**EXERCISE OBJECTIVE:** Collect each line containing "reduction".

Records from a dataset:
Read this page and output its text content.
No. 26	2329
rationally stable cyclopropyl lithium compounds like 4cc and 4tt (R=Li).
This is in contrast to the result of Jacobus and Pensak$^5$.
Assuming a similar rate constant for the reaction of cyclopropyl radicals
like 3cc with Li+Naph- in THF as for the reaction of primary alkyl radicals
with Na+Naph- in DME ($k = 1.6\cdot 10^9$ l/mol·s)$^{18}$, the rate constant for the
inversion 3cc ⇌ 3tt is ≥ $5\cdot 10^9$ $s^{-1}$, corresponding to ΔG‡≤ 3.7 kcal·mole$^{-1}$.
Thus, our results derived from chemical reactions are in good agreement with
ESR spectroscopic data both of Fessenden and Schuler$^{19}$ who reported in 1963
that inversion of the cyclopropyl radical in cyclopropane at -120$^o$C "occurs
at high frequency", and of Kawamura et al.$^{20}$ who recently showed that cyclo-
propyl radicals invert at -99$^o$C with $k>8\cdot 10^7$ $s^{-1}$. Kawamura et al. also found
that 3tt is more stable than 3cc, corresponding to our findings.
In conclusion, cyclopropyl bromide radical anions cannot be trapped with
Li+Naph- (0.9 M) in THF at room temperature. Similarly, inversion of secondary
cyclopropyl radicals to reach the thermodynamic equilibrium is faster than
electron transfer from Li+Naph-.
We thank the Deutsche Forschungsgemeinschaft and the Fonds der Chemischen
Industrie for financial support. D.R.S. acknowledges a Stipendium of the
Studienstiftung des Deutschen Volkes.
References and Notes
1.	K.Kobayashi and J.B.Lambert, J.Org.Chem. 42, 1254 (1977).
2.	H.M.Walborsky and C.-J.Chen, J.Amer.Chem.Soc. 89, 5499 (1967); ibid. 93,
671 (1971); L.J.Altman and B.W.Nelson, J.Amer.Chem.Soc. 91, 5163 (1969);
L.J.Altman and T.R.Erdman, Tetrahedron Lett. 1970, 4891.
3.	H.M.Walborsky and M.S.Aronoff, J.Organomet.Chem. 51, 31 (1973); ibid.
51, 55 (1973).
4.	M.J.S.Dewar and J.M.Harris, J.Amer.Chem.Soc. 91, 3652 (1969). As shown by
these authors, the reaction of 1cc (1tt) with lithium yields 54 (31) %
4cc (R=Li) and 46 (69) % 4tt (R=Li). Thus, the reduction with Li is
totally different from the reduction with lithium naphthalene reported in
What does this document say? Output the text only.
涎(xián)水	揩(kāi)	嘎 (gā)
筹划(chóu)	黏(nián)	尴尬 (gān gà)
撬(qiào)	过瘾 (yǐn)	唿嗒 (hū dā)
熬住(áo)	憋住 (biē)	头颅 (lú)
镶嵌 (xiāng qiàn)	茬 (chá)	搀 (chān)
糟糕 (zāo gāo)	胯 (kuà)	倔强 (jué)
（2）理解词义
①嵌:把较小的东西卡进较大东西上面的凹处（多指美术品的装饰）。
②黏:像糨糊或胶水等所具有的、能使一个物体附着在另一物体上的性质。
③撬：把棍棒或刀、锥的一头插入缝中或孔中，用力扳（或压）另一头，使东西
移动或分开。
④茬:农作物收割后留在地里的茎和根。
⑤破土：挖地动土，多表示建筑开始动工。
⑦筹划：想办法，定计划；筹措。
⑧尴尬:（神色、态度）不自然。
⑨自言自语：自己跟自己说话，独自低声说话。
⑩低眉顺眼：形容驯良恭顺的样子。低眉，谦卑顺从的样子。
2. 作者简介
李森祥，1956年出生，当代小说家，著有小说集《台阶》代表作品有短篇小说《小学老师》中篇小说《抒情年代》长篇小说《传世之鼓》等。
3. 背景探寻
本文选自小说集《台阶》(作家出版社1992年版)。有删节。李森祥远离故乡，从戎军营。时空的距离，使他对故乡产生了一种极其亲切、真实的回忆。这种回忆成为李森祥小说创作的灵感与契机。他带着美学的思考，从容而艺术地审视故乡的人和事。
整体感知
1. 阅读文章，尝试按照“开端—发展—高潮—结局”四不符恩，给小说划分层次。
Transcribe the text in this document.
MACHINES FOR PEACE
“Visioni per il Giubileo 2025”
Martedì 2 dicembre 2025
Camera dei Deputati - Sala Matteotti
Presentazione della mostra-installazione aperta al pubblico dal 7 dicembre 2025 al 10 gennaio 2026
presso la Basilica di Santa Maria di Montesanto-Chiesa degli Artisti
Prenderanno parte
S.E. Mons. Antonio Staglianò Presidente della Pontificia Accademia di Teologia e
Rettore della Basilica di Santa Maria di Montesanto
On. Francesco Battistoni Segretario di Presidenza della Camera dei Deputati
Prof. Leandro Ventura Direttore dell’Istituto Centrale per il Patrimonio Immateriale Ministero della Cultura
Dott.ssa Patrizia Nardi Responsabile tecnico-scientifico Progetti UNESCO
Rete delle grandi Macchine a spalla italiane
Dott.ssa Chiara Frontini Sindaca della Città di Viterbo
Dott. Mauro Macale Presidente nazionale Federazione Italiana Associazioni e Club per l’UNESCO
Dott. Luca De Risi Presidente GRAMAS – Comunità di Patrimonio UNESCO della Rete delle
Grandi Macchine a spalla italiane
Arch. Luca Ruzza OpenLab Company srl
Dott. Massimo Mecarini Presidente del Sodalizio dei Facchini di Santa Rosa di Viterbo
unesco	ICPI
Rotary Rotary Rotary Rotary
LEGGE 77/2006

**ANSWER TO THIS TASK:**
4cc (R=Li) and 46 (69) % 4tt (R=Li). Thus, the reduction with Li is
totally different from the reduction with lithium naphthalene reported in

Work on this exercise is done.